Data records:
__________________________________________________

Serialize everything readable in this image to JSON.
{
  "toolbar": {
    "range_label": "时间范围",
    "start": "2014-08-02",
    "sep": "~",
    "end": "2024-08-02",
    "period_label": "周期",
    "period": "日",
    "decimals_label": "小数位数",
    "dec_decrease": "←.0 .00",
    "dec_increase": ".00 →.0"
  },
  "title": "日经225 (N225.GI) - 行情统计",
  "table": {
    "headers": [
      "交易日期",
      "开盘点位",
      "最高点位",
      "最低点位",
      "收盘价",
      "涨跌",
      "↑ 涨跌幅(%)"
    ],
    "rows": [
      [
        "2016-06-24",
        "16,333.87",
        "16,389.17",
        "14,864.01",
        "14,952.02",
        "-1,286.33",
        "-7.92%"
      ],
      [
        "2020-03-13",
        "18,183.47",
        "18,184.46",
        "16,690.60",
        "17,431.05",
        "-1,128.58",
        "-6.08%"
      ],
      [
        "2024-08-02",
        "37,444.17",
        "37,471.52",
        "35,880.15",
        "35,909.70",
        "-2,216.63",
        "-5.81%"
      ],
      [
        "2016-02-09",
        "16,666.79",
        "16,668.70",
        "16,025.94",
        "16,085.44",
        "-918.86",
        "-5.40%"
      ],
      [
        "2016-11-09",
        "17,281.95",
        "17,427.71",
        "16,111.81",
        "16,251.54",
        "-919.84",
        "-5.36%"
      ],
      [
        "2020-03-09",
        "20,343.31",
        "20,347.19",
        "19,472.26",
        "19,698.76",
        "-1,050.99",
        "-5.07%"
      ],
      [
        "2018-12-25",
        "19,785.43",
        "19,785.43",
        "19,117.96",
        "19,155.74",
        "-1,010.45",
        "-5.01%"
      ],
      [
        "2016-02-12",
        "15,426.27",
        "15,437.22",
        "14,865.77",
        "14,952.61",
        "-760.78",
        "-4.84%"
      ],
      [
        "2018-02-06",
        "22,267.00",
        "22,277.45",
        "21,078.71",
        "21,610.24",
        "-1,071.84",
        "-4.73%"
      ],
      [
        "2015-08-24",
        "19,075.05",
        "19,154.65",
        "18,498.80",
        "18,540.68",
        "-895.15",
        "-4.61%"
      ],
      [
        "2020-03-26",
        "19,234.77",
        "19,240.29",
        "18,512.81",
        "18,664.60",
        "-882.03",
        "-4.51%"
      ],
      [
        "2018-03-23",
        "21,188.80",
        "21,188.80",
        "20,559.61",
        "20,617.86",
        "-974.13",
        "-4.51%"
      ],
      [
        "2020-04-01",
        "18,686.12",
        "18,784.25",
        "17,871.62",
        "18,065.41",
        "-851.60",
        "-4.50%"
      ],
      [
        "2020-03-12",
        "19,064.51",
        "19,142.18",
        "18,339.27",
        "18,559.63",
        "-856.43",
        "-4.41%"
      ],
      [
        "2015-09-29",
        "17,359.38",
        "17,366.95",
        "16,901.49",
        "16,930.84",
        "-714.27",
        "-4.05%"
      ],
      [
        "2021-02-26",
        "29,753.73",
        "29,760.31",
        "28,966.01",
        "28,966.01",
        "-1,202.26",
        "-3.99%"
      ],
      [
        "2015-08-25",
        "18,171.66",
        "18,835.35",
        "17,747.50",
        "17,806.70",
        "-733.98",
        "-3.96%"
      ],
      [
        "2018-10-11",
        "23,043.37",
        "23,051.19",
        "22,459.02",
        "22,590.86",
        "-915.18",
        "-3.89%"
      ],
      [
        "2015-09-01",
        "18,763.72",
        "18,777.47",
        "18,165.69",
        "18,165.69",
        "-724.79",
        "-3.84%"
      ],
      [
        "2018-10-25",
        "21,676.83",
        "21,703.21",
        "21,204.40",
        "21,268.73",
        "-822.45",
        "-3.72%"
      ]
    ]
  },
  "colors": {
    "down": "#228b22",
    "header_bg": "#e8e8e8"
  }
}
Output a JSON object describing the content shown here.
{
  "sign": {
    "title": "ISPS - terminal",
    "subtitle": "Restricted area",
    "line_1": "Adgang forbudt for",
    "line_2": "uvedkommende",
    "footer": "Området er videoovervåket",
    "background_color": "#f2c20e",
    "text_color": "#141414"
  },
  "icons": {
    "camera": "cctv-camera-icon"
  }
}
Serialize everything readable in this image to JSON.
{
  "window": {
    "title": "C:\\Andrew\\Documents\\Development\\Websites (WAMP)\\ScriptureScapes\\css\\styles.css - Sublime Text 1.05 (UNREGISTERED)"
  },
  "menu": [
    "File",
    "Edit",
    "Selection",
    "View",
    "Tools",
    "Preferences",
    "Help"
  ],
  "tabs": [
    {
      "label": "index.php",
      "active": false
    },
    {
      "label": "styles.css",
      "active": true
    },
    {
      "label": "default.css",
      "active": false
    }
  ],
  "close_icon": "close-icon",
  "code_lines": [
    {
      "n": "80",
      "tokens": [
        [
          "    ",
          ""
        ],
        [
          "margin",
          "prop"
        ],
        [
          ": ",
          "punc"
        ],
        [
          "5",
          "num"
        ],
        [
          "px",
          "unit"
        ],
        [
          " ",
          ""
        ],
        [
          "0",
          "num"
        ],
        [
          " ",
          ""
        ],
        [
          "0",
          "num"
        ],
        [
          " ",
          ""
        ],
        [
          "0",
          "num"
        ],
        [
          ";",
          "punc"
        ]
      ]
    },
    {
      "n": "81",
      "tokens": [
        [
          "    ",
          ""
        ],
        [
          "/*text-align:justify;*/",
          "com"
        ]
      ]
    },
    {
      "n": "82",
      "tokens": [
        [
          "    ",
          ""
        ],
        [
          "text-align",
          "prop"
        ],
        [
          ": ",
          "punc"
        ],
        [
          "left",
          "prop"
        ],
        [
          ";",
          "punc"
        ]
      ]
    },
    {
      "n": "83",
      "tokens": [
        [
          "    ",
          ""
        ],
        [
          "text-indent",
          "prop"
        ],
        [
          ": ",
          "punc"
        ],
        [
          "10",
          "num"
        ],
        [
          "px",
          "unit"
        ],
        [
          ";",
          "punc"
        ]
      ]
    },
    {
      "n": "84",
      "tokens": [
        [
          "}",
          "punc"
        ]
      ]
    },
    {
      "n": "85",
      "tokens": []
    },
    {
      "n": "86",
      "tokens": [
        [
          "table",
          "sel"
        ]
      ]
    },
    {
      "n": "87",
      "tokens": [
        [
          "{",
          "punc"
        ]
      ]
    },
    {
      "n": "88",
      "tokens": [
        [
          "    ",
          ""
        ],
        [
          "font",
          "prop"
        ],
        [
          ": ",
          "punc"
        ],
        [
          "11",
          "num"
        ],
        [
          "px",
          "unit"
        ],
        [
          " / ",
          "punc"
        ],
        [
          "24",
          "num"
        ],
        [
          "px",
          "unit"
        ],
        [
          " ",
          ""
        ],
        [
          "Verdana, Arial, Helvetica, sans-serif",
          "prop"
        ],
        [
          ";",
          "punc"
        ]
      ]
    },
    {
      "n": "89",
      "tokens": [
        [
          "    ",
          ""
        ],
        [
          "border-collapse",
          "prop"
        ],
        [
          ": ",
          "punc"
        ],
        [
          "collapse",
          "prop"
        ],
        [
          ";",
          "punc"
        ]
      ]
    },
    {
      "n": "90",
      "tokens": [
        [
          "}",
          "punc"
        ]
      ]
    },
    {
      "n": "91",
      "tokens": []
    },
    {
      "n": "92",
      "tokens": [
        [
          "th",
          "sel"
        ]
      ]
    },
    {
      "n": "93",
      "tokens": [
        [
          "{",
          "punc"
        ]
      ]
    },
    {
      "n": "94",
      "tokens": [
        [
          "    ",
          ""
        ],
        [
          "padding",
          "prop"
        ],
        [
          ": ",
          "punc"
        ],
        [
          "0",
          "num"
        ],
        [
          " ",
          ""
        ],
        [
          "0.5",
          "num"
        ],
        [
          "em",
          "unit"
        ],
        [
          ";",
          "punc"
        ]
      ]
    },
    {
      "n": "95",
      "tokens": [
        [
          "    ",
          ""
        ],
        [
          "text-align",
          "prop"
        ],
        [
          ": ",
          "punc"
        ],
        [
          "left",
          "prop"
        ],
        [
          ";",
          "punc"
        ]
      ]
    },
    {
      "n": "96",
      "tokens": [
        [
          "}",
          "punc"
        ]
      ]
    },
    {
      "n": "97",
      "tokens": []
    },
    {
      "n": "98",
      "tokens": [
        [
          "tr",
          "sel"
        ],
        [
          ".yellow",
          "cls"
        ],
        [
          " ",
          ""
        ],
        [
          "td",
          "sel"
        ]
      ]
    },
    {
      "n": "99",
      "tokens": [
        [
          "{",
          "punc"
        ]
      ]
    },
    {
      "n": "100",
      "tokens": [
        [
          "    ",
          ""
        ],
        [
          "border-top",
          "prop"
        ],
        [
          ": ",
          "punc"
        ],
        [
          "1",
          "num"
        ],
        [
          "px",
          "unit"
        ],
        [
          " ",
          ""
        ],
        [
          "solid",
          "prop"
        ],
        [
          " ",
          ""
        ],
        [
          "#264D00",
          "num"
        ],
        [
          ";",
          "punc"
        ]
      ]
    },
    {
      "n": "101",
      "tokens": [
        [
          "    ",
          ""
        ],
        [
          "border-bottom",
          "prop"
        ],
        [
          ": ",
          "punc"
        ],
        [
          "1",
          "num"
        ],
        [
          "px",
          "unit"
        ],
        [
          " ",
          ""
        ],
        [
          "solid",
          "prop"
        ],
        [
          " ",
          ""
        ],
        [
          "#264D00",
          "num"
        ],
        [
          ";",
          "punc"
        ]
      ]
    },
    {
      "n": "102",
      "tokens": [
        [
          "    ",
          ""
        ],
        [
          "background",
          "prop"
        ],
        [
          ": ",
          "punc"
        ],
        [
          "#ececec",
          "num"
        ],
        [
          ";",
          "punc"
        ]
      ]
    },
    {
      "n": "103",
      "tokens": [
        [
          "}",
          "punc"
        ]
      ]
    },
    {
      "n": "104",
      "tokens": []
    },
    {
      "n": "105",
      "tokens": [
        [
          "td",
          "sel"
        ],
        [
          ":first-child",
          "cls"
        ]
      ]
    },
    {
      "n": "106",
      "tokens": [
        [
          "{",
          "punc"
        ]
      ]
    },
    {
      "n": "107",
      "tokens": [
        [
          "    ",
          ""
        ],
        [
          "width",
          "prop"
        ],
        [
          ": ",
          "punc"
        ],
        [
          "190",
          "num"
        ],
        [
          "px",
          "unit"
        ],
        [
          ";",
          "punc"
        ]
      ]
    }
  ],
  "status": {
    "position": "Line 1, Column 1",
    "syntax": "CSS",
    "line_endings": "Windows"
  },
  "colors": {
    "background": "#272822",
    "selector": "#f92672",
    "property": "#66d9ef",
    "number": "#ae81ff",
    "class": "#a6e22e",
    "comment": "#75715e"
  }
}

__________________________________________________

Requirement ::
Only the number is wanted: how many lines of these entries contain the string "border"?

Exercise output ::
3